__INSTRUCTION__: List every city that the findings at the end of the article below on identifying car models in Street View images single out by name.
*** QUOTED TEXT ***
Using AI To Identify Car Models In 50 Million Google Street Views Reveals A Wide Range Of Demographic Information
from the you-are-what-you-drive dept
Google Street View is a great resource for taking a look at distant locations before travelling, or for visualizing a nearby address before driving there. But Street View images are much more than vivid versions of otherwise flat maps: they are slices of modern life, conveniently sorted by geolocation. That means they can provide all kinds of insights into how society operates, and what the differences are geographically. The tricky part is extracting that information. An article in the New York Times reports on how researchers at Stanford University have applied artificial intelligence (AI) techniques to 50 million Google Street View images taken in 200 US cities. Since analyzing images of people directly is hard and fraught with privacy concerns, the researchers concentrated on a proxy: cars. As an academic paper published by the Stanford team notes (pdf):
Ninety five percent of American households own automobiles, and as shown by prior work cars are a reflection of their owners' characteristics providing significant personal information.
First, the AI system had to be trained to find cars in the Google Street Map images. That's something that's easy for humans to do, but hard for computers, while the next stage of the work -- identifying car models -- is much easier using AI. As another paper reporting on the research (pdf) explains:
the fine-grained object recognition task we perform here is one that few people could accomplish for even a handful of images. Differences between cars can be imperceptible to an untrained person; for instance, some car models can have subtle changes in tail lights (e.g., 2007 Honda Accord vs. 2008 Honda Accord) or grilles (e.g., 2001 Ford F-150 Supercrew LL vs. 2011 Ford F-150 Supercrew SVT). Nevertheless, our system is able to classify automobiles into one of 2,657 categories, taking 0.2 s per vehicle image to do so. While it classified the automobiles in 50 million images in 2 wk, a human expert, assuming 10 s per image, would take more than 15 y to perform the same task.
The difference between the two weeks taken by the AI software, and the 15 years a human would need, means that it is possible to analyze much larger data collections than before, and to extract new kinds of information. This is done by using existing datasets, for example the American Community Survey, which is performed by the US Census Bureau each year, to train the AI system to spot correlations between cars and demographics. The New York Times article lists some of the results that emerge from mining and analyzing the Google Street Map images, and adding in metadata from other sources:
The system was able to accurately predict income, race, education and voting patterns at the ZIP code and precinct level in cities across the country.
Car attributes (including miles-per-gallon ratings) found that the greenest city in America is Burlington, Vt., while Casper, Wyo., has the largest per-capita carbon footprint.
Chicago is the city with the highest level of income segregation, with large clusters of expensive and cheap cars in different neighborhoods; Jacksonville, Fla., is the least segregated by income.
New York is the city with the most expensive cars. El Paso has the highest percentage of Hummers. San Francisco has the highest percentage of foreign cars.
*** GIVEN RECORDS ***
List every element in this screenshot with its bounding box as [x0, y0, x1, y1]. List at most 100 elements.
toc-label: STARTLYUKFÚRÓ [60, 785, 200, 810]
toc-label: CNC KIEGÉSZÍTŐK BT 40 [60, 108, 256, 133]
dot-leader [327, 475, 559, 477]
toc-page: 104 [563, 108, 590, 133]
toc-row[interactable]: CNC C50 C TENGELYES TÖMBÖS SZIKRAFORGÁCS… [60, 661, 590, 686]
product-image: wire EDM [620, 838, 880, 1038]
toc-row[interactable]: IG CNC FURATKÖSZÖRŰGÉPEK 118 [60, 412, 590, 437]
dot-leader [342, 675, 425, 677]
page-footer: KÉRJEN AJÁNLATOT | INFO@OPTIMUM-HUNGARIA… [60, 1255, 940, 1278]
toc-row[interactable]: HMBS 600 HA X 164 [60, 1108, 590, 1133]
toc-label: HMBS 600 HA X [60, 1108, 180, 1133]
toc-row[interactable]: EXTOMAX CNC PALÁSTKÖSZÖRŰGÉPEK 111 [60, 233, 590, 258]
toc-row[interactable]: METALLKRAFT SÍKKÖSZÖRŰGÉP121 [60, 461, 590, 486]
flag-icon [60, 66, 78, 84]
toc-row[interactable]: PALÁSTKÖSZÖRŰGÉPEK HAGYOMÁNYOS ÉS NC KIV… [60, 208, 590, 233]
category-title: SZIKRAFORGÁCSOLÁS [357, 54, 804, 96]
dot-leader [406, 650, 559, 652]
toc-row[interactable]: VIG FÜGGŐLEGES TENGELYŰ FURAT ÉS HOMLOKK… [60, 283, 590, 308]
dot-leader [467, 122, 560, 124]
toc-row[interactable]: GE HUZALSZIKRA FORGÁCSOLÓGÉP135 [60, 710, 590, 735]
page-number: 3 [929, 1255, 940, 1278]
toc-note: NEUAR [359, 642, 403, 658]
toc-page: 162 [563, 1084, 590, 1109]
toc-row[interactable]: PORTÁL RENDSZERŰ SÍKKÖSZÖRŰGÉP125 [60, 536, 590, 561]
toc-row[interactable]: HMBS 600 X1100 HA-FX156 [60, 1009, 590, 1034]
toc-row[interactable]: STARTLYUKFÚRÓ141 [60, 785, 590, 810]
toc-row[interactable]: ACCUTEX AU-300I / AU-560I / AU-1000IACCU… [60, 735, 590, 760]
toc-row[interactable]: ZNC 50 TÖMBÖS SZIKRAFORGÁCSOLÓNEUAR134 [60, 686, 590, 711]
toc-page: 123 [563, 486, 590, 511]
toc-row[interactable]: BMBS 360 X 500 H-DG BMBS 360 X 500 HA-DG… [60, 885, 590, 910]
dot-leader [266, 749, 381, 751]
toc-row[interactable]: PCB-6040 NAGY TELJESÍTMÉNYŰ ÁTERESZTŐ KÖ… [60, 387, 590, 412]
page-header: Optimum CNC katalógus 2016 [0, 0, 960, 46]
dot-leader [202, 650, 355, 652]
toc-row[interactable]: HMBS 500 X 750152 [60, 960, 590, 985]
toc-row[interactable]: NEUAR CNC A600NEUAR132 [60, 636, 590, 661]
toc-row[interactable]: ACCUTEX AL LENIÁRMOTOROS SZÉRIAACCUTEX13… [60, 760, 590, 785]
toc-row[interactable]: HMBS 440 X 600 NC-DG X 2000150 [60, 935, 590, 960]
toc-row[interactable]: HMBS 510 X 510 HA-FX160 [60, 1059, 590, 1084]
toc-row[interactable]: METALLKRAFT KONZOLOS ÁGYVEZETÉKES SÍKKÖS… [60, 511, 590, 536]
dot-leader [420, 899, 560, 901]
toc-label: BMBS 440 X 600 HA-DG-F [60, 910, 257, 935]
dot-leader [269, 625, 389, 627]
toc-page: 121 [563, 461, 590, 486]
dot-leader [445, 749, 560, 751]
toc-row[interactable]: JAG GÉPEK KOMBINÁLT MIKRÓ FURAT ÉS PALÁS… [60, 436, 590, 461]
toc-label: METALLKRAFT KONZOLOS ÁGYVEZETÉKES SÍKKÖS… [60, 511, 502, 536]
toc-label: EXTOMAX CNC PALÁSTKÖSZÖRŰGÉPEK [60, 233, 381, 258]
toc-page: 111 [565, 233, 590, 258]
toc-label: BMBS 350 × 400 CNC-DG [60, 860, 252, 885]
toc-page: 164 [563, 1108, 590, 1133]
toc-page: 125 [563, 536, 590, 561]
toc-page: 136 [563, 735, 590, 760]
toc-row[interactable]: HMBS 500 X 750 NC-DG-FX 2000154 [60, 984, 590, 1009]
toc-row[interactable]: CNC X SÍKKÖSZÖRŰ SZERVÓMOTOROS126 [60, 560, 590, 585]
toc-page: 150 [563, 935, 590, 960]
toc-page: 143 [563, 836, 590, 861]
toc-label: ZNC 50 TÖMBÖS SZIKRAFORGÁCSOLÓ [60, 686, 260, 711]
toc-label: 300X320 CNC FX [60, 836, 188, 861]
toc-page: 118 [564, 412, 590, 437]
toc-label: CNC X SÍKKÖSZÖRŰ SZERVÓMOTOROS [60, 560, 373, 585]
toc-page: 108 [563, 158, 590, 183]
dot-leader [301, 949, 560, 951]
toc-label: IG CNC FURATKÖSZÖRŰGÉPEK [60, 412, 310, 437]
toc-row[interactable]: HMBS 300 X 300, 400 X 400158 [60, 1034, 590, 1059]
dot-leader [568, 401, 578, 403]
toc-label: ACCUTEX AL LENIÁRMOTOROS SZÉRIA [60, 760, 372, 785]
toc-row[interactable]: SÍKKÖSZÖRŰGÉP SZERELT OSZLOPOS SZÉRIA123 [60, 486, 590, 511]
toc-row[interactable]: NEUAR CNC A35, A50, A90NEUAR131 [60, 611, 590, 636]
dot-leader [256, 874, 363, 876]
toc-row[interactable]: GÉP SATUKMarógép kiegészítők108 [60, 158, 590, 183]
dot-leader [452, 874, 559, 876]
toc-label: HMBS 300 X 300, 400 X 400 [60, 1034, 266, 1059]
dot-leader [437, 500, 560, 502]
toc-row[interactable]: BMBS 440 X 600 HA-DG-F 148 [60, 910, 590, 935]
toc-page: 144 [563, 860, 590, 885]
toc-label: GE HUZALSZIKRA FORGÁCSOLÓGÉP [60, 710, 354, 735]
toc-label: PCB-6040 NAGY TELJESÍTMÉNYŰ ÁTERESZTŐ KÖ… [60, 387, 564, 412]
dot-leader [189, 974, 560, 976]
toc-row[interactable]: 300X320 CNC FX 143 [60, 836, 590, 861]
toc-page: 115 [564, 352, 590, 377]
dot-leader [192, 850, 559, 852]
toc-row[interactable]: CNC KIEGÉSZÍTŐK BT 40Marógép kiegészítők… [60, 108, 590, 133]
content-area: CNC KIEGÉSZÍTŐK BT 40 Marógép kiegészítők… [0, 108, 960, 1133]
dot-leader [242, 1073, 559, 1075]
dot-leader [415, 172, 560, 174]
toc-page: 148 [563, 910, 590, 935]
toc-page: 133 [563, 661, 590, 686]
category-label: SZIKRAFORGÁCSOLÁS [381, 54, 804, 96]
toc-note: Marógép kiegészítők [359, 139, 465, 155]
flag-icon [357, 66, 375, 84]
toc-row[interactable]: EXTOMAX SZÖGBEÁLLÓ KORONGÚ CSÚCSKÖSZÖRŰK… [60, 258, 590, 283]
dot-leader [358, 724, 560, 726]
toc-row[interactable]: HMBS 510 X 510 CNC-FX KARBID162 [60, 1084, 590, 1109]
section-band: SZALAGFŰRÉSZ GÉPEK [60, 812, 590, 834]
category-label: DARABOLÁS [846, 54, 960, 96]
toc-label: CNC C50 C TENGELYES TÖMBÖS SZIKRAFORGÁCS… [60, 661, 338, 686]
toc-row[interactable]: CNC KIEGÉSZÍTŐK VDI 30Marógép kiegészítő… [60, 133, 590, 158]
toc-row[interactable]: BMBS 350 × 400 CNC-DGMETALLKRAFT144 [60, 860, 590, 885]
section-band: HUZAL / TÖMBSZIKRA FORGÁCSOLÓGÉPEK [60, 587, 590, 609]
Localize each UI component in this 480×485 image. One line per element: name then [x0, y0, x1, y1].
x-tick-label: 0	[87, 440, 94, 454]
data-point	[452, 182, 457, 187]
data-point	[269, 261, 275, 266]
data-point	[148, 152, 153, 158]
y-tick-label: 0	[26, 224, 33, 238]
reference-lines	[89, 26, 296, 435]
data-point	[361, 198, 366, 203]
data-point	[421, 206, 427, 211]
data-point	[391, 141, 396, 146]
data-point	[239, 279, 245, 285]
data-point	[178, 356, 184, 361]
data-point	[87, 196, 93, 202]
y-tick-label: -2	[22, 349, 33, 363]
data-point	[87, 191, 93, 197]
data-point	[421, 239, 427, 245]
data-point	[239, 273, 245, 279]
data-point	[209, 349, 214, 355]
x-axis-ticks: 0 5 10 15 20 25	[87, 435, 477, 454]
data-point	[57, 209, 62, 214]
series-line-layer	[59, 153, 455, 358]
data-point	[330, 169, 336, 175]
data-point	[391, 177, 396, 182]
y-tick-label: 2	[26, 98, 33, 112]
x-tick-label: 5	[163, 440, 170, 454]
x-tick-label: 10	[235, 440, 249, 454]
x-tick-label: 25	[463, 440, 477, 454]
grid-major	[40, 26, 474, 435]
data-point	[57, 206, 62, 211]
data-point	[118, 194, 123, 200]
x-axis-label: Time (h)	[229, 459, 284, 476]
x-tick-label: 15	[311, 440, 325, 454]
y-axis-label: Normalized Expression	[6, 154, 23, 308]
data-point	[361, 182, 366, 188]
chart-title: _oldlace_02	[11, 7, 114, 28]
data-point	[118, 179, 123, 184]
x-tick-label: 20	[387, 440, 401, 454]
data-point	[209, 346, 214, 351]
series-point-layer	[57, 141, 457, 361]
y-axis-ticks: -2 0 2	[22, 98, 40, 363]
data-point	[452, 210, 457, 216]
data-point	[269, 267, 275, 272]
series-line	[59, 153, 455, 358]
***
__THE COMPLETED TASK__:
- Burlington, Vt.
- Casper, Wyo.
- Chicago
- Jacksonville, Fla.
- New York
- El Paso
- San Francisco